◆ TASK BRIEF: Leave the pictures out, and retype all of the material exactly as written.

--- EXERCISE DATA ---

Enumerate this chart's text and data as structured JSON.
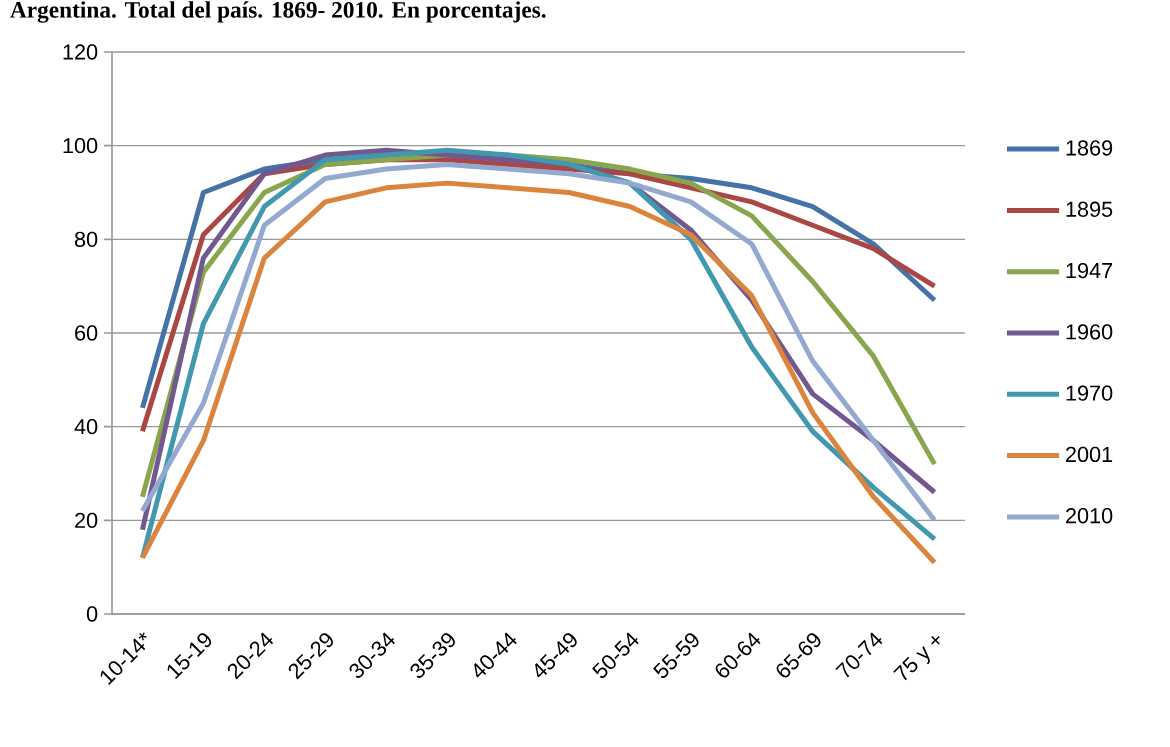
{
  "chart_data": {
    "type": "line",
    "title": "Argentina. Total del país. 1869- 2010. En porcentajes.",
    "categories": [
      "10-14*",
      "15-19",
      "20-24",
      "25-29",
      "30-34",
      "35-39",
      "40-44",
      "45-49",
      "50-54",
      "55-59",
      "60-64",
      "65-69",
      "70-74",
      "75 y +"
    ],
    "series": [
      {
        "name": "1869",
        "color": "#4572a7",
        "values": [
          44,
          90,
          95,
          97,
          98,
          98,
          97,
          96,
          94,
          93,
          91,
          87,
          79,
          67
        ]
      },
      {
        "name": "1895",
        "color": "#aa4643",
        "values": [
          39,
          81,
          94,
          96,
          97,
          97,
          96,
          95,
          94,
          91,
          88,
          83,
          78,
          70
        ]
      },
      {
        "name": "1947",
        "color": "#89a54e",
        "values": [
          25,
          73,
          90,
          96,
          97,
          98,
          98,
          97,
          95,
          92,
          85,
          71,
          55,
          32
        ]
      },
      {
        "name": "1960",
        "color": "#71588f",
        "values": [
          18,
          76,
          94,
          98,
          99,
          98,
          97,
          96,
          92,
          82,
          67,
          47,
          37,
          26
        ]
      },
      {
        "name": "1970",
        "color": "#4198af",
        "values": [
          12,
          62,
          87,
          97,
          98,
          99,
          98,
          96,
          92,
          80,
          57,
          39,
          27,
          16
        ]
      },
      {
        "name": "2001",
        "color": "#db843d",
        "values": [
          12,
          37,
          76,
          88,
          91,
          92,
          91,
          90,
          87,
          81,
          68,
          43,
          25,
          11
        ]
      },
      {
        "name": "2010",
        "color": "#93a9cf",
        "values": [
          22,
          45,
          83,
          93,
          95,
          96,
          95,
          94,
          92,
          88,
          79,
          54,
          37,
          20
        ]
      }
    ],
    "ylim": [
      0,
      120
    ],
    "yticks": [
      0,
      20,
      40,
      60,
      80,
      100,
      120
    ],
    "grid": "y",
    "legend": "right",
    "marker": "none",
    "line_style": "solid"
  }
}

---

◆ ANSWER TO THE PROBLEM:
Enumerate this chart's text and data as structured JSON.
{
  "chart_data": {
    "type": "line",
    "title": "Argentina. Total del país. 1869- 2010. En porcentajes.",
    "categories": [
      "10-14*",
      "15-19",
      "20-24",
      "25-29",
      "30-34",
      "35-39",
      "40-44",
      "45-49",
      "50-54",
      "55-59",
      "60-64",
      "65-69",
      "70-74",
      "75 y +"
    ],
    "series": [
      {
        "name": "1869",
        "color": "#4572a7",
        "values": [
          44,
          90,
          95,
          97,
          98,
          98,
          97,
          96,
          94,
          93,
          91,
          87,
          79,
          67
        ]
      },
      {
        "name": "1895",
        "color": "#aa4643",
        "values": [
          39,
          81,
          94,
          96,
          97,
          97,
          96,
          95,
          94,
          91,
          88,
          83,
          78,
          70
        ]
      },
      {
        "name": "1947",
        "color": "#89a54e",
        "values": [
          25,
          73,
          90,
          96,
          97,
          98,
          98,
          97,
          95,
          92,
          85,
          71,
          55,
          32
        ]
      },
      {
        "name": "1960",
        "color": "#71588f",
        "values": [
          18,
          76,
          94,
          98,
          99,
          98,
          97,
          96,
          92,
          82,
          67,
          47,
          37,
          26
        ]
      },
      {
        "name": "1970",
        "color": "#4198af",
        "values": [
          12,
          62,
          87,
          97,
          98,
          99,
          98,
          96,
          92,
          80,
          57,
          39,
          27,
          16
        ]
      },
      {
        "name": "2001",
        "color": "#db843d",
        "values": [
          12,
          37,
          76,
          88,
          91,
          92,
          91,
          90,
          87,
          81,
          68,
          43,
          25,
          11
        ]
      },
      {
        "name": "2010",
        "color": "#93a9cf",
        "values": [
          22,
          45,
          83,
          93,
          95,
          96,
          95,
          94,
          92,
          88,
          79,
          54,
          37,
          20
        ]
      }
    ],
    "ylim": [
      0,
      120
    ],
    "yticks": [
      0,
      20,
      40,
      60,
      80,
      100,
      120
    ],
    "grid": "y",
    "legend": "right",
    "marker": "none",
    "line_style": "solid"
  }
}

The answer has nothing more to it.